Extracted records:
══════

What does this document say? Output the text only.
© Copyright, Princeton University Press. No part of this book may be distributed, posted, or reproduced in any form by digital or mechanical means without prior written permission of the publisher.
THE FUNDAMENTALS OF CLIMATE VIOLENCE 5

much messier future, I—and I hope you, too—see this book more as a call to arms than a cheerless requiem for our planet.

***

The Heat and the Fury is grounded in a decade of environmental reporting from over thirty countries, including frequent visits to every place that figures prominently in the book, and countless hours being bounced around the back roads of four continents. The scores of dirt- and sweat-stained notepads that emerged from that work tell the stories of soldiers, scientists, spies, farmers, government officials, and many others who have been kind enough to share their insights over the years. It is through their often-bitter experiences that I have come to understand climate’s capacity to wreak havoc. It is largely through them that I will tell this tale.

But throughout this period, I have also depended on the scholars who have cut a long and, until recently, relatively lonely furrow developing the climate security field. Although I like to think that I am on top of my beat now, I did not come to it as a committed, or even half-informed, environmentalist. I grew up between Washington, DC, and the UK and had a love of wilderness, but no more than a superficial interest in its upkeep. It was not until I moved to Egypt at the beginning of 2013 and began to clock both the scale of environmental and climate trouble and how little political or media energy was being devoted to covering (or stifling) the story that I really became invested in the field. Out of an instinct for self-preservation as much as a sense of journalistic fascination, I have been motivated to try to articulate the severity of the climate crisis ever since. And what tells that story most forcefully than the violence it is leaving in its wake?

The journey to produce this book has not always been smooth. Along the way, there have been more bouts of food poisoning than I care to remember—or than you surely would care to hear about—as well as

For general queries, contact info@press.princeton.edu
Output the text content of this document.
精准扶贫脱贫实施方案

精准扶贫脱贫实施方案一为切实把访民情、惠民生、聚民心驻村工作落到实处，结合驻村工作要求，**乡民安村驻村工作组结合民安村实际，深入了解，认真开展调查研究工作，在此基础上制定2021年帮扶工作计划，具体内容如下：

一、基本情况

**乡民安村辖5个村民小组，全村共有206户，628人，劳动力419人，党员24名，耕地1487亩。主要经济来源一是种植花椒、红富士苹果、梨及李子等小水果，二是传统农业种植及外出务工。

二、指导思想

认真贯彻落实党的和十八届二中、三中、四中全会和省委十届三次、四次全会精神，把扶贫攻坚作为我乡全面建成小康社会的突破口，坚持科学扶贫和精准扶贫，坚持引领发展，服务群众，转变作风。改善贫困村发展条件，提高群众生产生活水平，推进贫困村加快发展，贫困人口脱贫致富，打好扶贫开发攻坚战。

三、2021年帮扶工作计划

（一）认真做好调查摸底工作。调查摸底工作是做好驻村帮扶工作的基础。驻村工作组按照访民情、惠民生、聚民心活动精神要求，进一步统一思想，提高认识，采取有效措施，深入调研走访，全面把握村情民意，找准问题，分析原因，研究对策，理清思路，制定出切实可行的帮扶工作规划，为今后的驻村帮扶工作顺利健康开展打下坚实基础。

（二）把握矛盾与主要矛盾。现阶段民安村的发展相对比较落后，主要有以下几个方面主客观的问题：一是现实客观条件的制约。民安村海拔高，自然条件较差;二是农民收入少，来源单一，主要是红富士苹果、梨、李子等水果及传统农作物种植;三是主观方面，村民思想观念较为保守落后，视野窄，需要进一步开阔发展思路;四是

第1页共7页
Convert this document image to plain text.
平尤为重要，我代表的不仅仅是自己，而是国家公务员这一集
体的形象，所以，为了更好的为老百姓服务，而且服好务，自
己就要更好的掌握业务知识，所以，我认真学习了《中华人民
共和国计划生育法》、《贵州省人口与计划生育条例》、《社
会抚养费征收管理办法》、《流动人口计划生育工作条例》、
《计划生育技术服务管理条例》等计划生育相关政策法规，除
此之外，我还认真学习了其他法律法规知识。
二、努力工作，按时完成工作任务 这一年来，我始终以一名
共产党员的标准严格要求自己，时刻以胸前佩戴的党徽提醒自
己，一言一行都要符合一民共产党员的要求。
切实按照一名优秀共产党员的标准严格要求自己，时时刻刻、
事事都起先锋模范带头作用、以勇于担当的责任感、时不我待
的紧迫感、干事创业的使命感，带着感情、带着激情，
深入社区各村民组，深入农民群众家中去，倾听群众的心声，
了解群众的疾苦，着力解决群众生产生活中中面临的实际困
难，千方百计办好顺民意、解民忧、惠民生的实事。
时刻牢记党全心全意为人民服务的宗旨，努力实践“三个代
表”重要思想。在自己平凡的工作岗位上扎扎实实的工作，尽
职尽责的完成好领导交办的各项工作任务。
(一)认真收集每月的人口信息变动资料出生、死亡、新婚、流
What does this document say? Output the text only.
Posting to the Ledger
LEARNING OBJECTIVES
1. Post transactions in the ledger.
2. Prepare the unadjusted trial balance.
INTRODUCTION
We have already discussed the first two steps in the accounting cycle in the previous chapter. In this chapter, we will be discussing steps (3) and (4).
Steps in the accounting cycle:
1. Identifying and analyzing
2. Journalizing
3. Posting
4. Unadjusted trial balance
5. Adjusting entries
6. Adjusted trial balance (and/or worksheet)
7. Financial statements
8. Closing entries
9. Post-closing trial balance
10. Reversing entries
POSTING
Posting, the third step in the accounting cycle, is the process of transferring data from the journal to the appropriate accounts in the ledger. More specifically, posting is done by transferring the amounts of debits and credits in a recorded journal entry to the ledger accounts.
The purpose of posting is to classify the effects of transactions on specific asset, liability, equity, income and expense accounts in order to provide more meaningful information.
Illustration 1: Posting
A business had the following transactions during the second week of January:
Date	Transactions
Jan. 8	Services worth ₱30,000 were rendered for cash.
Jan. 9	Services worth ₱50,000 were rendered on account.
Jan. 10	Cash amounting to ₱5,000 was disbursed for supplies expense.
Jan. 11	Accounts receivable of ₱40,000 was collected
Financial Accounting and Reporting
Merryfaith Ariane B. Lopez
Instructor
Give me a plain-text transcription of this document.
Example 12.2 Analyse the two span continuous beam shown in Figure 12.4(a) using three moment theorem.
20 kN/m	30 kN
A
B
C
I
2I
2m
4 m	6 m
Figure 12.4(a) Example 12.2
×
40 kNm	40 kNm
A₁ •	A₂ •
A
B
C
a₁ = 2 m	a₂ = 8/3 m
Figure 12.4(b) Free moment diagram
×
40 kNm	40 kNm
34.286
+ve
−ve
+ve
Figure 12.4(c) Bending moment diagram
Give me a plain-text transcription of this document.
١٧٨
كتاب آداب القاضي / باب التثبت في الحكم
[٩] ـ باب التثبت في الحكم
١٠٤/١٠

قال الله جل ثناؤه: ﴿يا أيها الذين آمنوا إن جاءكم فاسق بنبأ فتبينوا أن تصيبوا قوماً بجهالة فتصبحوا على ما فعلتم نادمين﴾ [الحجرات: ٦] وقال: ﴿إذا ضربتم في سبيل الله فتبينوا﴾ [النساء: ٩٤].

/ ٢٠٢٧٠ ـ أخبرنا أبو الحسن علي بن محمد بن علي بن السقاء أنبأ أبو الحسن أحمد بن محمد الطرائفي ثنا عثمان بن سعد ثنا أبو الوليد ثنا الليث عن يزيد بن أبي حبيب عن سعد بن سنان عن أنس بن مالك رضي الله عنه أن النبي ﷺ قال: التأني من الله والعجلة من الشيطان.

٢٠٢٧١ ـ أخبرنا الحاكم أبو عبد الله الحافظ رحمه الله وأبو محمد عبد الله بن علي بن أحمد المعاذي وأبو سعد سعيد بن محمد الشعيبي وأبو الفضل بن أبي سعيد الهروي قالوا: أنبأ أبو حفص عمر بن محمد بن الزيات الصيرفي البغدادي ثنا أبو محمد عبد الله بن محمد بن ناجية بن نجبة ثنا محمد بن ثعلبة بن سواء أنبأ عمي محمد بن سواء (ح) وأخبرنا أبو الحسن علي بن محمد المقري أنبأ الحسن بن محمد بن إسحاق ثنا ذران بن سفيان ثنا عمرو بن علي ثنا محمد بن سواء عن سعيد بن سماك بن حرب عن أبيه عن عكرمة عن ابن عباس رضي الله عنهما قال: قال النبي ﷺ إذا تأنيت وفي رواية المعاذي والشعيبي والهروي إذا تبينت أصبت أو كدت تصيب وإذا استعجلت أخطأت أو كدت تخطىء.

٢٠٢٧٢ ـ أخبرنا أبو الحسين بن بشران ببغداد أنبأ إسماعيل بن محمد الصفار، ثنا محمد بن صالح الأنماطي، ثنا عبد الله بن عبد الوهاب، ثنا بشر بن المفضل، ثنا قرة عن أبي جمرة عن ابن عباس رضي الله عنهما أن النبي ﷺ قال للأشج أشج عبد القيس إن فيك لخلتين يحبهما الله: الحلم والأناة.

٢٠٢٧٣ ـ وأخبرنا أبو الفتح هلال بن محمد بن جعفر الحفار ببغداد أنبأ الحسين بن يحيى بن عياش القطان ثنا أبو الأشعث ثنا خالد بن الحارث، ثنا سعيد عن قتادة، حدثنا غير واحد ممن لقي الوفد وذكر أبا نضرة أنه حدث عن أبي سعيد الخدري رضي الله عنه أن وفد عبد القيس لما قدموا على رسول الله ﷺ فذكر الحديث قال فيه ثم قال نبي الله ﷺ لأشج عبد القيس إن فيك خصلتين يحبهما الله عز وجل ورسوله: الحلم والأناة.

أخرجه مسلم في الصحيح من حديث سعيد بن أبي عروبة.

══════

Task to carry out: Find the lines containing "القيس" and pull them out.

Solution to this exercise:
٢٠٢٧٢ ـ أخبرنا أبو الحسين بن بشران ببغداد أنبأ إسماعيل بن محمد الصفار، ثنا محمد بن صالح الأنماطي، ثنا عبد الله بن عبد الوهاب، ثنا بشر بن المفضل، ثنا قرة عن أبي جمرة عن ابن عباس رضي الله عنهما أن النبي ﷺ قال للأشج أشج عبد القيس إن فيك لخلتين يحبهما الله: الحلم والأناة.
٢٠٢٧٣ ـ وأخبرنا أبو الفتح هلال بن محمد بن جعفر الحفار ببغداد أنبأ الحسين بن يحيى بن عياش القطان ثنا أبو الأشعث ثنا خالد بن الحارث، ثنا سعيد عن قتادة، حدثنا غير واحد ممن لقي الوفد وذكر أبا نضرة أنه حدث عن أبي سعيد الخدري رضي الله عنه أن وفد عبد القيس لما قدموا على رسول الله ﷺ فذكر الحديث قال فيه ثم قال نبي الله ﷺ لأشج عبد القيس إن فيك خصلتين يحبهما الله عز وجل ورسوله: الحلم والأناة.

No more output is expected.